#### Task objective
Could you rewrite the listing lines from the one containing "watermark-listing-id: A11836839 xyxy=(2,233,50,242)" through the one containing "room-photo: A11836839 ©", inclusive, renaming "wall-outlet" to "power-outlet" and changing nothing else? Return only those lines.

Stored records

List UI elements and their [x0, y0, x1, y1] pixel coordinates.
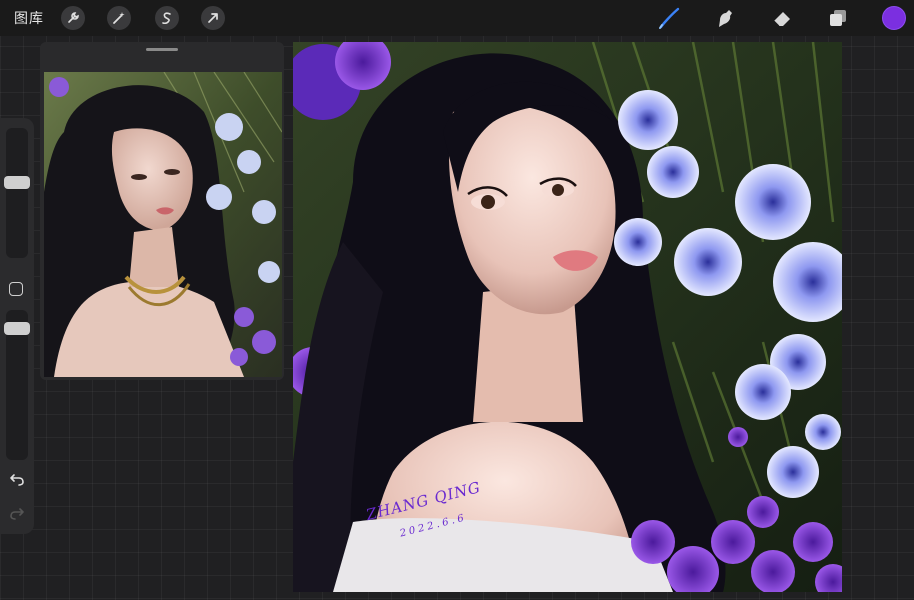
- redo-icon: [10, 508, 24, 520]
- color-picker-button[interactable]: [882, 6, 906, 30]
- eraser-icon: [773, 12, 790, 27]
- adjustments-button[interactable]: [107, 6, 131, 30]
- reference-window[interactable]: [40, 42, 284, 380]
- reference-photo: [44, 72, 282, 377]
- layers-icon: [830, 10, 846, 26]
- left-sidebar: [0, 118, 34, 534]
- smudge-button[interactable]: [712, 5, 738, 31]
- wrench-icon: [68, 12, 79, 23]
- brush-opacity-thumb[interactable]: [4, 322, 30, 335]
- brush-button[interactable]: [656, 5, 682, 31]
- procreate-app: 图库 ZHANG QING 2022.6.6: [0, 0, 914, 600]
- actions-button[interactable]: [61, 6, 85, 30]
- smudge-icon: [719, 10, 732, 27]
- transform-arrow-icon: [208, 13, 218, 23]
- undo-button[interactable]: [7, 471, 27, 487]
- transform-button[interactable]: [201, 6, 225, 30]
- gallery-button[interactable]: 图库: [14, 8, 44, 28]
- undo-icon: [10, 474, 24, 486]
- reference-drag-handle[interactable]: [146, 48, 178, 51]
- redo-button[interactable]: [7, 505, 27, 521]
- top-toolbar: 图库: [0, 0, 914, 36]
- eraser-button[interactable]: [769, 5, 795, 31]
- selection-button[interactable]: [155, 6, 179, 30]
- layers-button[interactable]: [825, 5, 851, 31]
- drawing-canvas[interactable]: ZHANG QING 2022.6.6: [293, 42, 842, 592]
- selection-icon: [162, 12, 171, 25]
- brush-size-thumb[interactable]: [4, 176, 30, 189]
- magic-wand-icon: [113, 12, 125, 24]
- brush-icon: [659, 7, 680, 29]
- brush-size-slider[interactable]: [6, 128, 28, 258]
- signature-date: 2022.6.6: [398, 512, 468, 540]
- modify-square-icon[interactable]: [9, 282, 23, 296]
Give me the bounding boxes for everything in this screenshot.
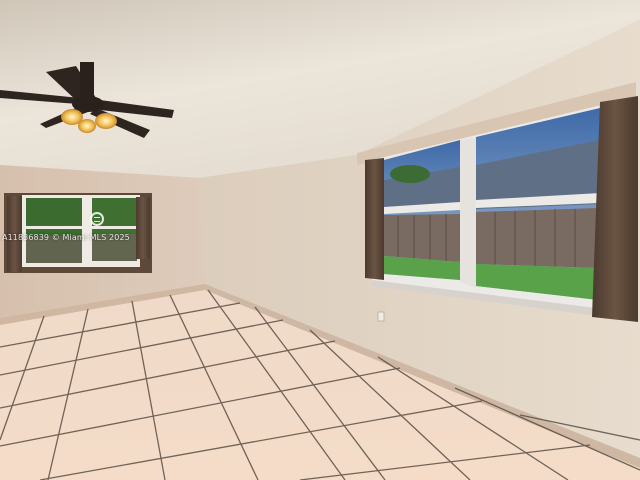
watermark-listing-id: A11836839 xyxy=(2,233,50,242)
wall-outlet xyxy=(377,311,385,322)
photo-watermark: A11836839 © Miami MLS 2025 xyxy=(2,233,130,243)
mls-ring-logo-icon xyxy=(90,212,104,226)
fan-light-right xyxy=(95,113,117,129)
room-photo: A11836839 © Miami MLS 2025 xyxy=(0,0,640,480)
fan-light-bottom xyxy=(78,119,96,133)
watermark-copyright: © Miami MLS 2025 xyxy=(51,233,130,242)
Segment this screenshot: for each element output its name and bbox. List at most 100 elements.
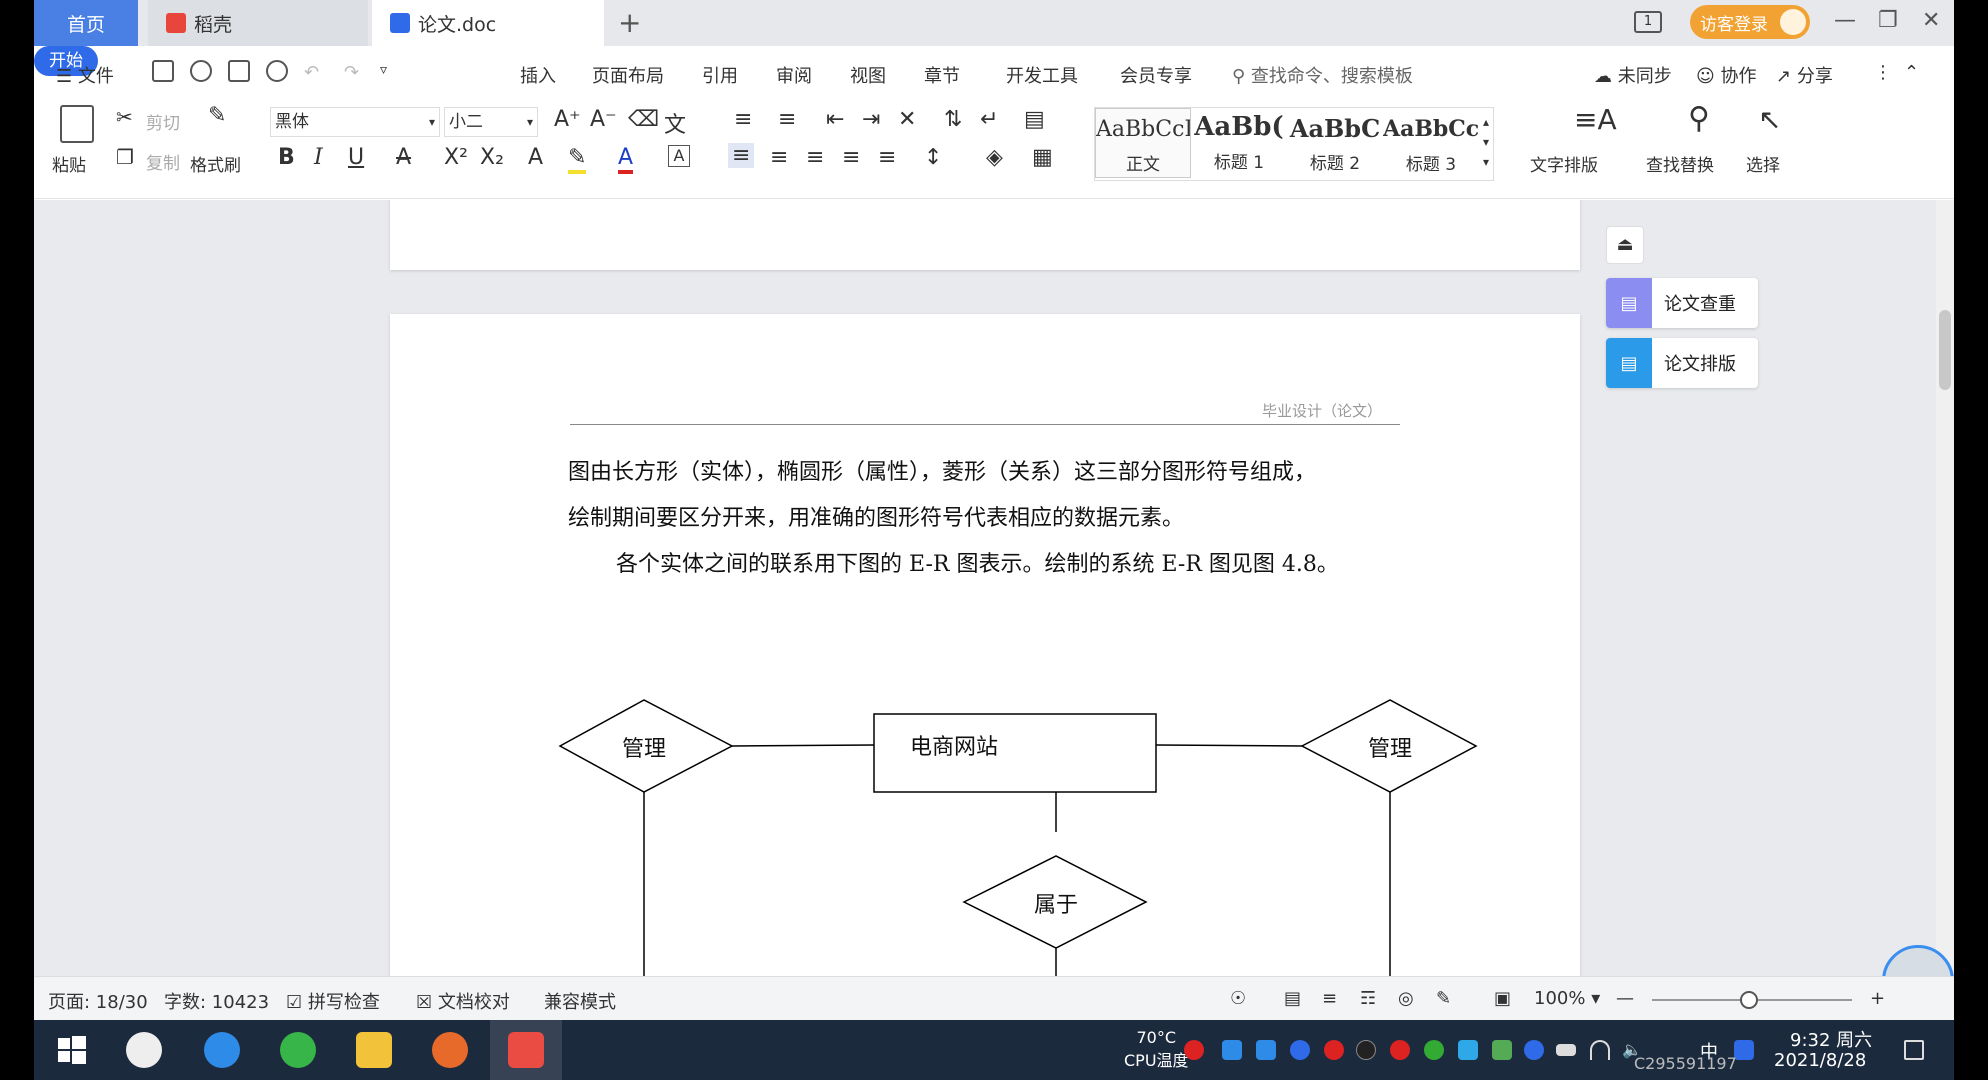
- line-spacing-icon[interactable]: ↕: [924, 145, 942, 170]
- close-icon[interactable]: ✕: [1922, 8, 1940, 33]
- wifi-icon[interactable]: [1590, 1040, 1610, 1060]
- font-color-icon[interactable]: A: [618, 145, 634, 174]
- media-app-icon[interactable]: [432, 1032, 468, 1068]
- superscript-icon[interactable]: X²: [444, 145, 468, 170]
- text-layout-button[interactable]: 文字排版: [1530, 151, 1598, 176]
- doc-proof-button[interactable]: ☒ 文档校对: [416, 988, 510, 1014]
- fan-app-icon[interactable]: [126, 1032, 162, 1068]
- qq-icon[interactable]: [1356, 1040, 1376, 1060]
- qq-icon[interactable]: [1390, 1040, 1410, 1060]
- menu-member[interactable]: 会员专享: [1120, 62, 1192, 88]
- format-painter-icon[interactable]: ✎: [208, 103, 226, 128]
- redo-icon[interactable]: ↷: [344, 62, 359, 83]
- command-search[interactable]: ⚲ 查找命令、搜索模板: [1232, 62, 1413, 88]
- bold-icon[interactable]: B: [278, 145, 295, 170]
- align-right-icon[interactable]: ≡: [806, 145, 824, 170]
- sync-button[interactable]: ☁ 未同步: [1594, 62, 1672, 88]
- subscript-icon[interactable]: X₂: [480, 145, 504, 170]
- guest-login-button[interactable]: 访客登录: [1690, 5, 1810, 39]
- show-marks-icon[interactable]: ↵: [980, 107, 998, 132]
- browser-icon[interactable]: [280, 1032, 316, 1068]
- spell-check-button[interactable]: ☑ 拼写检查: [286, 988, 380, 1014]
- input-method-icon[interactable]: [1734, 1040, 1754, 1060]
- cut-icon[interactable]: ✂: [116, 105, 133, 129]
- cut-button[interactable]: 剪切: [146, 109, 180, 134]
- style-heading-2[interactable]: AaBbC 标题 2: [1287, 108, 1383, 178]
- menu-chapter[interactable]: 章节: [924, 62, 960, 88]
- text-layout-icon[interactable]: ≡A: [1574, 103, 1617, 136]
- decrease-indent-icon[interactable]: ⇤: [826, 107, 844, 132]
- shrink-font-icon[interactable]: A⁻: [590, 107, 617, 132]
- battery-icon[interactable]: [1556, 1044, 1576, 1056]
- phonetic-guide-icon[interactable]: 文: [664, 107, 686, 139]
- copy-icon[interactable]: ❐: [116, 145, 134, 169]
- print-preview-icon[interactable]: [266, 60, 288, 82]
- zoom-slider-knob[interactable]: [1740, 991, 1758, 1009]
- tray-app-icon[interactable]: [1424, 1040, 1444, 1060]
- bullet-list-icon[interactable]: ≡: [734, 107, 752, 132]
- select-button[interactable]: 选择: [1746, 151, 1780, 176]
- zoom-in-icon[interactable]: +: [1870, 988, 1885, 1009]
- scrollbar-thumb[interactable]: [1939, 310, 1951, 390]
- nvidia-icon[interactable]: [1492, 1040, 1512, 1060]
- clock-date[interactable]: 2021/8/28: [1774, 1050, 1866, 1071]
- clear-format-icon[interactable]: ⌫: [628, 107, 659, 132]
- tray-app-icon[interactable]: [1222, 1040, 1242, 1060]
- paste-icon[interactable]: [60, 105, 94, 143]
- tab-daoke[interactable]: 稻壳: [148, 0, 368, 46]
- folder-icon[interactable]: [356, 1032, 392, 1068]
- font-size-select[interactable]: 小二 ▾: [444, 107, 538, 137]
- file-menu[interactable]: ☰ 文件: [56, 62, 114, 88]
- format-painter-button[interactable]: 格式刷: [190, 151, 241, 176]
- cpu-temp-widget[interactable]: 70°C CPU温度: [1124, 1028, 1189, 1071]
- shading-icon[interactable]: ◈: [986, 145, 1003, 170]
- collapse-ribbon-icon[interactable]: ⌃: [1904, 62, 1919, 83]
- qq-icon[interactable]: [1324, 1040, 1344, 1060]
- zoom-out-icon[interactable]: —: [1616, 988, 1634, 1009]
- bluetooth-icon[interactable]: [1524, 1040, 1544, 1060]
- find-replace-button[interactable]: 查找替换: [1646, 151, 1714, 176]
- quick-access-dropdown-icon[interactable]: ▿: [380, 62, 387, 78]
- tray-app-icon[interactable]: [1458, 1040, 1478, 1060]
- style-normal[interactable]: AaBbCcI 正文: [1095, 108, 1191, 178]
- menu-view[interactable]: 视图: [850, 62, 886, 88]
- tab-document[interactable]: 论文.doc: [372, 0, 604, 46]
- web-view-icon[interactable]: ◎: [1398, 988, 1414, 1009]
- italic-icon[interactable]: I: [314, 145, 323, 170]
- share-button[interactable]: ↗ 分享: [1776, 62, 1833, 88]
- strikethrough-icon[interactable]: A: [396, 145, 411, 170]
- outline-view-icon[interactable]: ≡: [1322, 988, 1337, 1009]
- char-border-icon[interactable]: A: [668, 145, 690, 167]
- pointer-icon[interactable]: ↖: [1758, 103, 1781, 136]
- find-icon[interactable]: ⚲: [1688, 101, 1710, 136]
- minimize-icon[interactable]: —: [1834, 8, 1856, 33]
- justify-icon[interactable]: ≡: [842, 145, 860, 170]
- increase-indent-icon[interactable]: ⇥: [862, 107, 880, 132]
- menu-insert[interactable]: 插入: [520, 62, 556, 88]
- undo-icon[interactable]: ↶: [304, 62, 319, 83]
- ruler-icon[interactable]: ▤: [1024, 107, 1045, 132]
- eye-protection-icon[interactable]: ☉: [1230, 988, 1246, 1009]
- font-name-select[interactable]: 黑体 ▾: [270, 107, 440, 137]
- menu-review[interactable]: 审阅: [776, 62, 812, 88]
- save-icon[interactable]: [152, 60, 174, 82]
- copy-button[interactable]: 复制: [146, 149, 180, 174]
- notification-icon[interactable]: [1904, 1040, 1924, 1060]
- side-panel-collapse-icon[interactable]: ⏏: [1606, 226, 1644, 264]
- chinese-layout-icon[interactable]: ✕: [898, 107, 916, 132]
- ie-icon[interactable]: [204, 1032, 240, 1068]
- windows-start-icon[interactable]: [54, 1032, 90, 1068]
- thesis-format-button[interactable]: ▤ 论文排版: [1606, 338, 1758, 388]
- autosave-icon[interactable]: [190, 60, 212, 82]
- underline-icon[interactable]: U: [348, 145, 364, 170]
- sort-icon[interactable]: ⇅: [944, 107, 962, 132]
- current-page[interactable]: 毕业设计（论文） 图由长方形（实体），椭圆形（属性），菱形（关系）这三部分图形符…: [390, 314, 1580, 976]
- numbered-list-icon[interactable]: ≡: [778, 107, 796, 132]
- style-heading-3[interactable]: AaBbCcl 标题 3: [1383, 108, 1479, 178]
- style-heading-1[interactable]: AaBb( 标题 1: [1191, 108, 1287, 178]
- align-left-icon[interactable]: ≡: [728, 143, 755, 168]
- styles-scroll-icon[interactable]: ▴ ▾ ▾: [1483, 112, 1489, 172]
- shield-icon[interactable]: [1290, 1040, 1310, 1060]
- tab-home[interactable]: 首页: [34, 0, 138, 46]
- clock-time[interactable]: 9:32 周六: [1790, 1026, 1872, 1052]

#### Result of this exercise
watermark-listing-id: A11836839 xyxy=(2,233,50,242)
power-outlet xyxy=(377,311,385,322)
photo-watermark: A11836839 © Miami MLS 2025 xyxy=(2,233,130,243)
mls-ring-logo-icon xyxy=(90,212,104,226)
fan-light-right xyxy=(95,113,117,129)
room-photo: A11836839 © Miami MLS 2025 xyxy=(0,0,640,480)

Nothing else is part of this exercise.